DATA SUPPLIED:

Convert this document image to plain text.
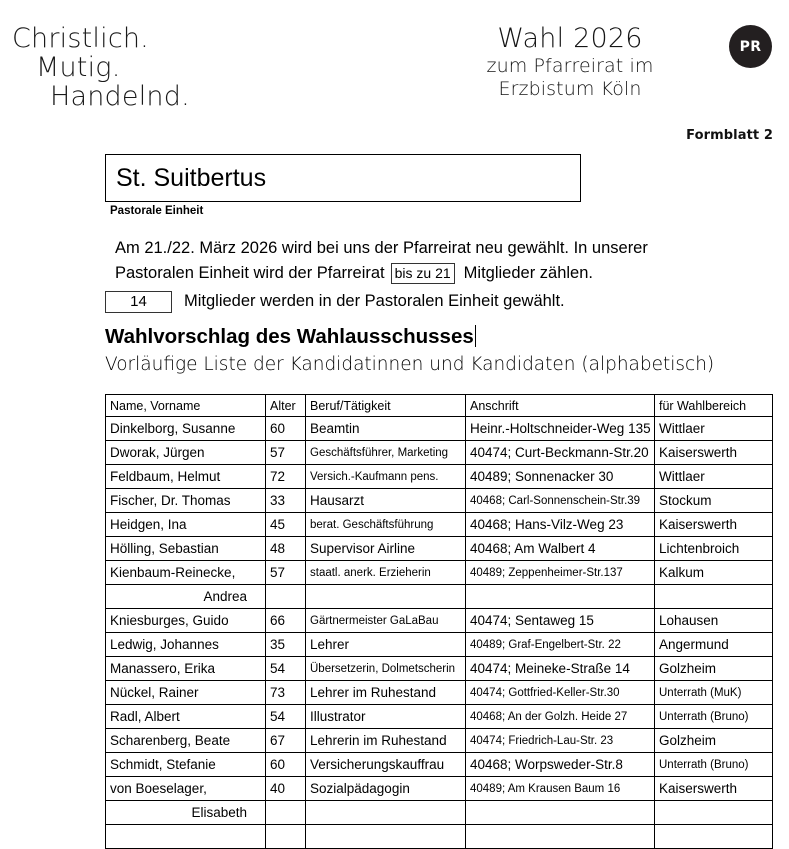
Christlich.
Mutig.
Handelnd.
Wahl 2026
zum Pfarreirat im
Erzbistum Köln
PR
Formblatt 2
St. Suitbertus
Pastorale Einheit
Am 21./22. März 2026 wird bei uns der Pfarreirat neu gewählt. In unserer
Pastoralen Einheit wird der Pfarreirat bis zu 21 Mitglieder zählen.
14	Mitglieder werden in der Pastoralen Einheit gewählt.
Wahlvorschlag des Wahlausschusses
Vorläufige Liste der Kandidatinnen und Kandidaten (alphabetisch)
Name, Vorname	Alter	Beruf/Tätigkeit	Anschrift	für Wahlbereich
Dinkelborg, Susanne	60	Beamtin	Heinr.-Holtschneider-Weg 135	Wittlaer
Dworak, Jürgen	57	Geschäftsführer, Marketing	40474; Curt-Beckmann-Str.20	Kaiserswerth
Feldbaum, Helmut	72	Versich.-Kaufmann pens.	40489; Sonnenacker 30	Wittlaer
Fischer, Dr. Thomas	33	Hausarzt	40468; Carl-Sonnenschein-Str.39	Stockum
Heidgen, Ina	45	berat. Geschäftsführung	40468; Hans-Vilz-Weg 23	Kaiserswerth
Hölling, Sebastian	48	Supervisor Airline	40468; Am Walbert 4	Lichtenbroich
Kienbaum-Reinecke,	57	staatl. anerk. Erzieherin	40489; Zeppenheimer-Str.137	Kalkum
Andrea				
Kniesburges, Guido	66	Gärtnermeister GaLaBau	40474; Sentaweg 15	Lohausen
Ledwig, Johannes	35	Lehrer	40489; Graf-Engelbert-Str. 22	Angermund
Manassero, Erika	54	Übersetzerin, Dolmetscherin	40474; Meineke-Straße 14	Golzheim
Nückel, Rainer	73	Lehrer im Ruhestand	40474; Gottfried-Keller-Str.30	Unterrath (MuK)
Radl, Albert	54	Illustrator	40468; An der Golzh. Heide 27	Unterrath (Bruno)
Scharenberg, Beate	67	Lehrerin im Ruhestand	40474; Friedrich-Lau-Str. 23	Golzheim
Schmidt, Stefanie	60	Versicherungskauffrau	40468; Worpsweder-Str.8	Unterrath (Bruno)
von Boeselager,	40	Sozialpädagogin	40489; Am Krausen Baum 16	Kaiserswerth
Elisabeth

WHAT TO DO: Transcribe the entries above verbatim, omitting their pictures.

REPLY:
Convert this document image to plain text.
Christlich.
Mutig.
Handelnd.
Wahl 2026
zum Pfarreirat im
Erzbistum Köln
PR
Formblatt 2
St. Suitbertus
Pastorale Einheit
Am 21./22. März 2026 wird bei uns der Pfarreirat neu gewählt. In unserer
Pastoralen Einheit wird der Pfarreirat bis zu 21 Mitglieder zählen.
14	Mitglieder werden in der Pastoralen Einheit gewählt.
Wahlvorschlag des Wahlausschusses
Vorläufige Liste der Kandidatinnen und Kandidaten (alphabetisch)
Name, Vorname	Alter	Beruf/Tätigkeit	Anschrift	für Wahlbereich
Dinkelborg, Susanne	60	Beamtin	Heinr.-Holtschneider-Weg 135	Wittlaer
Dworak, Jürgen	57	Geschäftsführer, Marketing	40474; Curt-Beckmann-Str.20	Kaiserswerth
Feldbaum, Helmut	72	Versich.-Kaufmann pens.	40489; Sonnenacker 30	Wittlaer
Fischer, Dr. Thomas	33	Hausarzt	40468; Carl-Sonnenschein-Str.39	Stockum
Heidgen, Ina	45	berat. Geschäftsführung	40468; Hans-Vilz-Weg 23	Kaiserswerth
Hölling, Sebastian	48	Supervisor Airline	40468; Am Walbert 4	Lichtenbroich
Kienbaum-Reinecke,	57	staatl. anerk. Erzieherin	40489; Zeppenheimer-Str.137	Kalkum
Andrea				
Kniesburges, Guido	66	Gärtnermeister GaLaBau	40474; Sentaweg 15	Lohausen
Ledwig, Johannes	35	Lehrer	40489; Graf-Engelbert-Str. 22	Angermund
Manassero, Erika	54	Übersetzerin, Dolmetscherin	40474; Meineke-Straße 14	Golzheim
Nückel, Rainer	73	Lehrer im Ruhestand	40474; Gottfried-Keller-Str.30	Unterrath (MuK)
Radl, Albert	54	Illustrator	40468; An der Golzh. Heide 27	Unterrath (Bruno)
Scharenberg, Beate	67	Lehrerin im Ruhestand	40474; Friedrich-Lau-Str. 23	Golzheim
Schmidt, Stefanie	60	Versicherungskauffrau	40468; Worpsweder-Str.8	Unterrath (Bruno)
von Boeselager,	40	Sozialpädagogin	40489; Am Krausen Baum 16	Kaiserswerth
Elisabeth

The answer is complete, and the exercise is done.